* EXERCISE TASK A *
Turn the rows from the one containing "Text: (A) 2" through the one containing "Circle shape bbox=[262, 27, 276, 41]" into a numbered list, leaving out blank lines.

☆ ☆ ☆ ☆ ☆

Joash Repairs the Temple (2 Kings 11.21—12.16)

2 Chronicles 24:1     Joash was seven years old when he began to reign; he reigned forty years in Jerusalem; his mother’s name was Zibiah of Beer-sheba. 2 Joash did what was right in the sight of the Lord all the days of the priest Jehoiada. 3 Jehoiada got two wives for him, and he became the father of sons and daughters.

     4 Some time afterward Joash decided to restore the house of the Lord. 5 He assembled the priests and the Levites and said to them, “Go out to the cities of Judah and gather money from all Israel to repair the house of your God, year by year; and see that you act quickly.” But the Levites did not act quickly. 6 So the king summoned Jehoiada the chief, and said to him, “Why have you not required the Levites to bring in from Judah and Jerusalem the tax levied by Moses, the servant of the Lord, on the congregation of Israel for the tent of the covenant?” 7 For the children of Athaliah, that wicked woman, had broken into the house of God, and had even used all the dedicated things of the house of the Lord for the Baals.

     8 So the king gave command, and they made a chest, and set it outside the gate of the house of the Lord. 9 A proclamation was made throughout Judah and Jerusalem to bring in for the Lord the tax that Moses the servant of God laid on Israel in the wilderness. 10 All the leaders and all the people rejoiced and brought their tax and dropped it into the chest until it was full.

     11 Whenever the chest was brought to the king’s officers by the Levites, when they saw that there was a large amount of money in it, the king’s secretary and the officer of the chief priest would come and empty the chest and take it and return it to its place. So they did day after day, and collected money in abundance. 12 The king and Jehoiada gave it to those who had charge of the work of the house of the Lord, and they hired masons and carpenters to restore the house of the Lord, and also workers in iron and bronze to repair the house of the Lord. 13 So those who were engaged in the work labored, and the repairing went forward at their hands, and they restored the house of God to its proper condition and strengthened it. 14 When they had finished, they brought the rest of the money to the king and Jehoiada, and with it were made utensils for the house of the Lord, utensils for the service and for the burnt offerings, and ladles, and vessels of gold and silver. They offered burnt offerings in the house of the Lord regularly all the days of Jehoiada.

Apostasy of Joash

     15 But Jehoiada grew old and full of days, and died; he was one hundred thirty years old at his death. 16 And they buried him in the city of David among the kings, because he had done good in Israel, and for God and his house.

     17 Now after the death of Jehoiada the officials of Judah came and did obeisance to the king; then the king listened to them.

     18 They abandoned the house of the Lord, the God of their ancestors, and served the sacred poles and the idols. And wrath came upon Judah and Jerusalem for this guilt of theirs. 19 Yet he sent prophets among them to bring them back to the Lord; they testified against them, but they would not listen.

☆ ☆ ☆ ☆ ☆

* EXERCISE TASK B *
Answer these questions from the passage on Joash:
(i) How old was Joash when he began to reign?
(ii) Where was the chest set?
(iii) How old was Jehoiada when he died?

* INFORMATION SHOWN *
☆ ☆ ☆ ☆ ☆

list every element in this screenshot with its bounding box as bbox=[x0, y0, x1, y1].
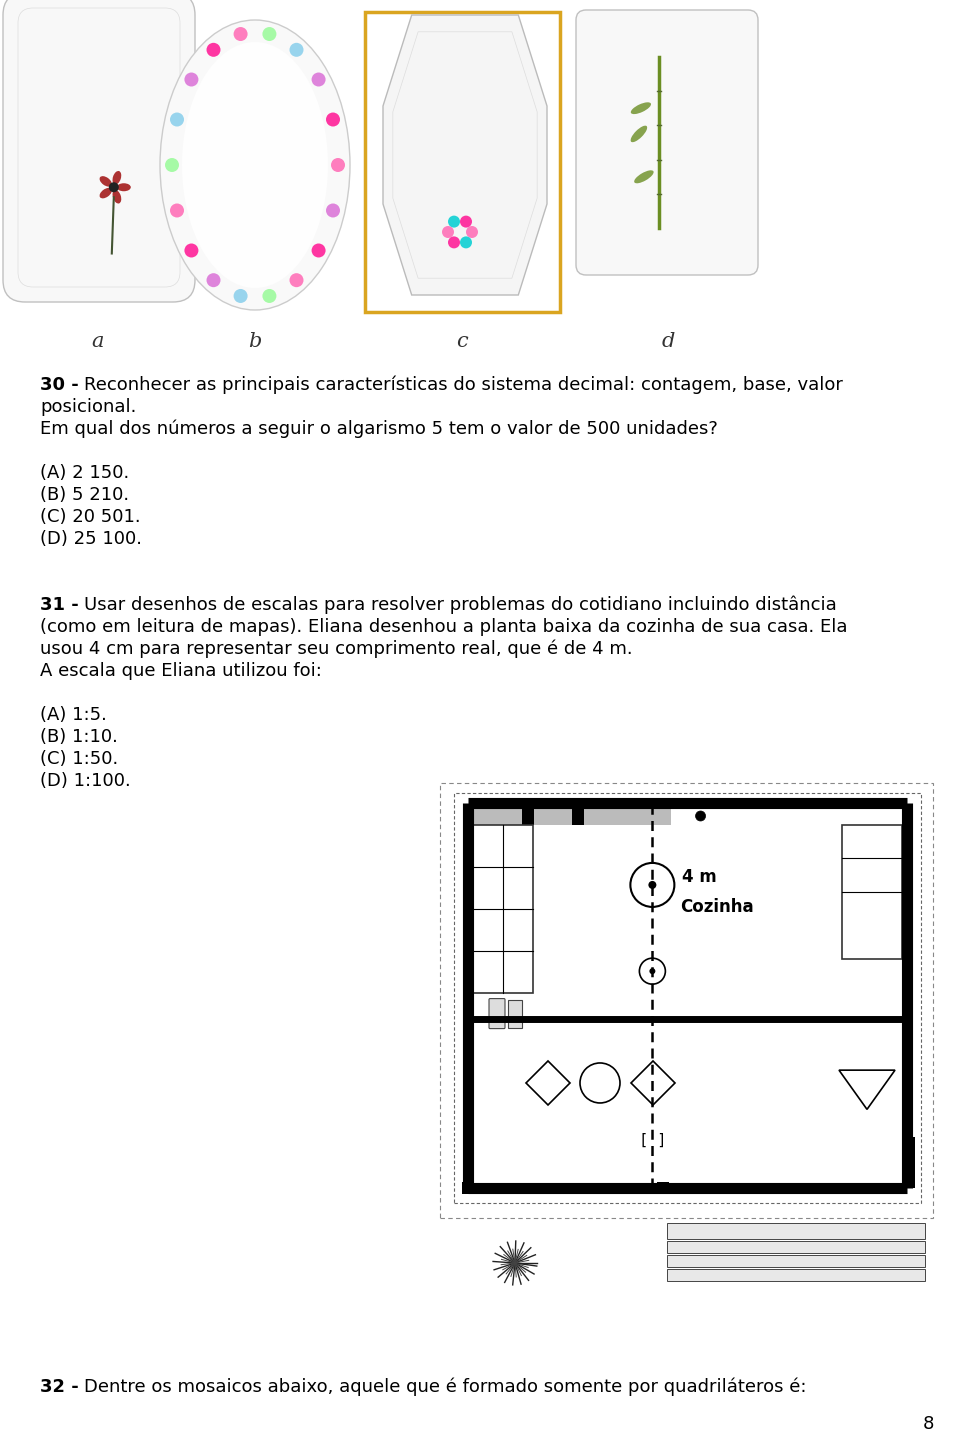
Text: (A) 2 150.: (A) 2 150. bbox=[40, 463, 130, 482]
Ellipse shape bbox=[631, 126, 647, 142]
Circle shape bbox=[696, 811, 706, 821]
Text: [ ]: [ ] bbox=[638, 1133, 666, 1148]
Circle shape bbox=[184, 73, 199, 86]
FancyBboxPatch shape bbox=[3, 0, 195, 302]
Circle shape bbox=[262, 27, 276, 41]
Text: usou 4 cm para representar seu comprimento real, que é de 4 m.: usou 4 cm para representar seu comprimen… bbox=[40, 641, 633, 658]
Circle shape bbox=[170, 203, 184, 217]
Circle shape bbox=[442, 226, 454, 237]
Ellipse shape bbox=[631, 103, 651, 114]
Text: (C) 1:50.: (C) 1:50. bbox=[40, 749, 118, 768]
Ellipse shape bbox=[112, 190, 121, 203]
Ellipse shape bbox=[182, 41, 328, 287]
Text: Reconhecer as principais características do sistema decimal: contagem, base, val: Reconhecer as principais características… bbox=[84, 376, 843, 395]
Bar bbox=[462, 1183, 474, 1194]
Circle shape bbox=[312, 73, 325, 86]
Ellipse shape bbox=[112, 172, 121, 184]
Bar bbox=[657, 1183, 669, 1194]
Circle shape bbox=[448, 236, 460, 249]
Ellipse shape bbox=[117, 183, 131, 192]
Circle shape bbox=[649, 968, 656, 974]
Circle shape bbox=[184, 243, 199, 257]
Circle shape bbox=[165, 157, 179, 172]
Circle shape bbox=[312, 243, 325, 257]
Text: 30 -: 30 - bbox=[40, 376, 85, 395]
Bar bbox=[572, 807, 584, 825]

☆ ☆ ☆ ☆ ☆

* WRITTEN RESPONSE A *
1. Text: (A) 2 150.: (A) 2 150. bbox=[40, 463, 130, 482]
2. Ellipse shape bbox=[631, 126, 647, 142]
3. Circle shape bbox=[696, 811, 706, 821]
4. Text: [ ]: [ ] bbox=[638, 1133, 666, 1148]
5. Circle shape bbox=[184, 73, 199, 86]
6. FancyBboxPatch shape bbox=[3, 0, 195, 302]
7. Circle shape bbox=[262, 27, 276, 41]

* WRITTEN RESPONSE B *
(i) Seven years old.
(ii) Outside the gate of the house of the Lord.
(iii) One hundred thirty years old.